━━━━━ SUPPLIED RECORDS ━━━━━
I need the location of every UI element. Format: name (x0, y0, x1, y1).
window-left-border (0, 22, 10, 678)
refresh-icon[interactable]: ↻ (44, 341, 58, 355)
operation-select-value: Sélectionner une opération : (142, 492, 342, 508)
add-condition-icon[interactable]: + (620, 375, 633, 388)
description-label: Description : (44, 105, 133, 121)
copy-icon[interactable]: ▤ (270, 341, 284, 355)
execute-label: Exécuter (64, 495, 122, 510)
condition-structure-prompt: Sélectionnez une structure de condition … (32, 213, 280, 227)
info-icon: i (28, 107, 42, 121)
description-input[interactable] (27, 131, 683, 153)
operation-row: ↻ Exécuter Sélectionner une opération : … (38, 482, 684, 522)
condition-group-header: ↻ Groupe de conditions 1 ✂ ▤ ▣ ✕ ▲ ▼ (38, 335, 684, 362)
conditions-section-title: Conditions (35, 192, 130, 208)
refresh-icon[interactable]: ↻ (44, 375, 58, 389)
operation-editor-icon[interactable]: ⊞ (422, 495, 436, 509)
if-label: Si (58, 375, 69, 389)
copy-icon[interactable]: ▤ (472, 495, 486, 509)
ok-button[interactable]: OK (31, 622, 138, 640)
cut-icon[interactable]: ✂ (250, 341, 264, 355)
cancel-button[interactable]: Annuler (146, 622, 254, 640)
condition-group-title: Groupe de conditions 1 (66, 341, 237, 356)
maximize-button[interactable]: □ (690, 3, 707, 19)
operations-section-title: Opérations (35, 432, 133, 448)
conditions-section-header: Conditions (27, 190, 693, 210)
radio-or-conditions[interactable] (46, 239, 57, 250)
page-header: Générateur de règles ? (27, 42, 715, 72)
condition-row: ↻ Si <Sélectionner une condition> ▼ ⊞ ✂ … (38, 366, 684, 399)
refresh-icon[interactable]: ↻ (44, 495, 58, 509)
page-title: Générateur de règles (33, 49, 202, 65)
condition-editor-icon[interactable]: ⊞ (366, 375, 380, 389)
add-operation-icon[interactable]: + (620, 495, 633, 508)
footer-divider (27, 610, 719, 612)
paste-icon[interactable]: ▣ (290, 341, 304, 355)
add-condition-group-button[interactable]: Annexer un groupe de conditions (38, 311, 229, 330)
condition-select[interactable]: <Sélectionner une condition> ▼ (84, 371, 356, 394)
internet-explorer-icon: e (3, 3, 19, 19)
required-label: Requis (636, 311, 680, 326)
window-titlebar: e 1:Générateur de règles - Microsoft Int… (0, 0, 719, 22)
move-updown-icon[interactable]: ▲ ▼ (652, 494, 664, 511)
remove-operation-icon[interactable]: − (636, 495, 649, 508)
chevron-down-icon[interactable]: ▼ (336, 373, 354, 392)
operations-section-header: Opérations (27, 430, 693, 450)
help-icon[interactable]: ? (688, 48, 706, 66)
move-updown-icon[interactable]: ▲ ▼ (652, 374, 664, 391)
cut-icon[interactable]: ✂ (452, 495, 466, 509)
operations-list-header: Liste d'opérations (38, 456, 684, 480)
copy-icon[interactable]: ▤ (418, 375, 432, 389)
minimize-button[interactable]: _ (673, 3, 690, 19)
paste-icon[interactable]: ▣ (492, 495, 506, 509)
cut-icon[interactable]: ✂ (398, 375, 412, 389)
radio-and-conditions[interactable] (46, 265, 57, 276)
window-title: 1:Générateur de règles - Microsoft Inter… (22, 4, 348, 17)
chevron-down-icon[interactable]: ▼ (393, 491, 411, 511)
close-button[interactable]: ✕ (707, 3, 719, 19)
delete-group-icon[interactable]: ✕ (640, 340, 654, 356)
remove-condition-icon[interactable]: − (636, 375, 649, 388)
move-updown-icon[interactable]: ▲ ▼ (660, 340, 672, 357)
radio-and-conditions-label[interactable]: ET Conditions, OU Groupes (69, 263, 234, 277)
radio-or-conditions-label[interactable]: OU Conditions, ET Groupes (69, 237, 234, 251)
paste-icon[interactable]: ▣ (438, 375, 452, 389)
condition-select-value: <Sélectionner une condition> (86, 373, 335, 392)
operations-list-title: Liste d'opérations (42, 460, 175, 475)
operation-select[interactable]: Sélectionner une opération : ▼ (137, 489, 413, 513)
━━━━━
- [WHAT YOU SHOULD DO]: Recast every line of the material above as a JSON list of strings, one string per line, with blank lines omitted.

- [ANSWER TO THE EXERCISE]:
[
  "I need the location of every UI element. Format: name (x0, y0, x1, y1).",
  "window-left-border (0, 22, 10, 678)",
  "refresh-icon[interactable]: ↻ (44, 341, 58, 355)",
  "operation-select-value: Sélectionner une opération : (142, 492, 342, 508)",
  "add-condition-icon[interactable]: + (620, 375, 633, 388)",
  "description-label: Description : (44, 105, 133, 121)",
  "copy-icon[interactable]: ▤ (270, 341, 284, 355)",
  "execute-label: Exécuter (64, 495, 122, 510)",
  "condition-structure-prompt: Sélectionnez une structure de condition … (32, 213, 280, 227)",
  "info-icon: i (28, 107, 42, 121)",
  "description-input[interactable] (27, 131, 683, 153)",
  "operation-row: ↻ Exécuter Sélectionner une opération : … (38, 482, 684, 522)",
  "condition-group-header: ↻ Groupe de conditions 1 ✂ ▤ ▣ ✕ ▲ ▼ (38, 335, 684, 362)",
  "conditions-section-title: Conditions (35, 192, 130, 208)",
  "refresh-icon[interactable]: ↻ (44, 375, 58, 389)",
  "operation-editor-icon[interactable]: ⊞ (422, 495, 436, 509)",
  "if-label: Si (58, 375, 69, 389)",
  "copy-icon[interactable]: ▤ (472, 495, 486, 509)",
  "ok-button[interactable]: OK (31, 622, 138, 640)",
  "cut-icon[interactable]: ✂ (250, 341, 264, 355)",
  "cancel-button[interactable]: Annuler (146, 622, 254, 640)",
  "condition-group-title: Groupe de conditions 1 (66, 341, 237, 356)",
  "maximize-button[interactable]: □ (690, 3, 707, 19)",
  "operations-section-title: Opérations (35, 432, 133, 448)",
  "conditions-section-header: Conditions (27, 190, 693, 210)",
  "radio-or-conditions[interactable] (46, 239, 57, 250)",
  "page-header: Générateur de règles ? (27, 42, 715, 72)",
  "condition-row: ↻ Si <Sélectionner une condition> ▼ ⊞ ✂ … (38, 366, 684, 399)",
  "refresh-icon[interactable]: ↻ (44, 495, 58, 509)",
  "page-title: Générateur de règles (33, 49, 202, 65)",
  "condition-editor-icon[interactable]: ⊞ (366, 375, 380, 389)",
  "add-operation-icon[interactable]: + (620, 495, 633, 508)",
  "footer-divider (27, 610, 719, 612)",
  "paste-icon[interactable]: ▣ (290, 341, 304, 355)",
  "add-condition-group-button[interactable]: Annexer un groupe de conditions (38, 311, 229, 330)",
  "condition-select[interactable]: <Sélectionner une condition> ▼ (84, 371, 356, 394)",
  "internet-explorer-icon: e (3, 3, 19, 19)",
  "required-label: Requis (636, 311, 680, 326)",
  "window-titlebar: e 1:Générateur de règles - Microsoft Int… (0, 0, 719, 22)",
  "move-updown-icon[interactable]: ▲ ▼ (652, 494, 664, 511)",
  "remove-operation-icon[interactable]: − (636, 495, 649, 508)",
  "chevron-down-icon[interactable]: ▼ (336, 373, 354, 392)",
  "operations-section-header: Opérations (27, 430, 693, 450)",
  "help-icon[interactable]: ? (688, 48, 706, 66)",
  "move-updown-icon[interactable]: ▲ ▼ (652, 374, 664, 391)",
  "cut-icon[interactable]: ✂ (452, 495, 466, 509)",
  "operations-list-header: Liste d'opérations (38, 456, 684, 480)",
  "copy-icon[interactable]: ▤ (418, 375, 432, 389)",
  "minimize-button[interactable]: _ (673, 3, 690, 19)",
  "paste-icon[interactable]: ▣ (492, 495, 506, 509)",
  "cut-icon[interactable]: ✂ (398, 375, 412, 389)",
  "radio-and-conditions[interactable] (46, 265, 57, 276)",
  "window-title: 1:Générateur de règles - Microsoft Inter… (22, 4, 348, 17)",
  "chevron-down-icon[interactable]: ▼ (393, 491, 411, 511)",
  "close-button[interactable]: ✕ (707, 3, 719, 19)",
  "delete-group-icon[interactable]: ✕ (640, 340, 654, 356)",
  "remove-condition-icon[interactable]: − (636, 375, 649, 388)",
  "move-updown-icon[interactable]: ▲ ▼ (660, 340, 672, 357)",
  "radio-and-conditions-label[interactable]: ET Conditions, OU Groupes (69, 263, 234, 277)",
  "radio-or-conditions-label[interactable]: OU Conditions, ET Groupes (69, 237, 234, 251)",
  "paste-icon[interactable]: ▣ (438, 375, 452, 389)",
  "condition-select-value: <Sélectionner une condition> (86, 373, 335, 392)",
  "operations-list-title: Liste d'opérations (42, 460, 175, 475)",
  "operation-select[interactable]: Sélectionner une opération : ▼ (137, 489, 413, 513)"
]